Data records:
################
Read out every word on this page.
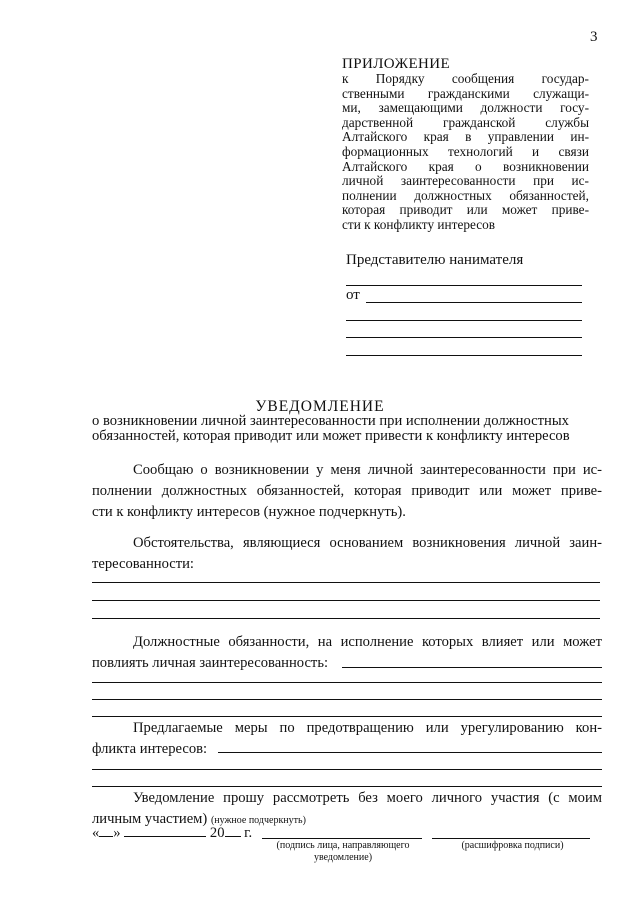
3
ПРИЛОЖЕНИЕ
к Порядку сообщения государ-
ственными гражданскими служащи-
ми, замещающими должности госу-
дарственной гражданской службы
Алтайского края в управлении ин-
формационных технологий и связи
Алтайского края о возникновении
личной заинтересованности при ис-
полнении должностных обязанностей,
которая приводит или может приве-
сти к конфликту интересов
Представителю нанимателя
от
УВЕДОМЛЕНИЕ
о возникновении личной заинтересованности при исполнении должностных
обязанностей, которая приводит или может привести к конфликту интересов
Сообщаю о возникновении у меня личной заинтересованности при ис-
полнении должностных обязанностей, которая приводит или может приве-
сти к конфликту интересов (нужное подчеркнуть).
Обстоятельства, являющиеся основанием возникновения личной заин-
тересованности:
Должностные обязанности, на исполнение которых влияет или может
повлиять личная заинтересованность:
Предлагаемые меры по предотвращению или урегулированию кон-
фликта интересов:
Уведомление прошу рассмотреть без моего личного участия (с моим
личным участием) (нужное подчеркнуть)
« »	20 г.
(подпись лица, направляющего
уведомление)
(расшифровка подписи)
################
[Problem statement]
Copy out each line of the listing that holds "приводит".

[Reply to the exercise]
которая приводит или может приве-
обязанностей, которая приводит или может привести к конфликту интересов
полнении должностных обязанностей, которая приводит или может приве-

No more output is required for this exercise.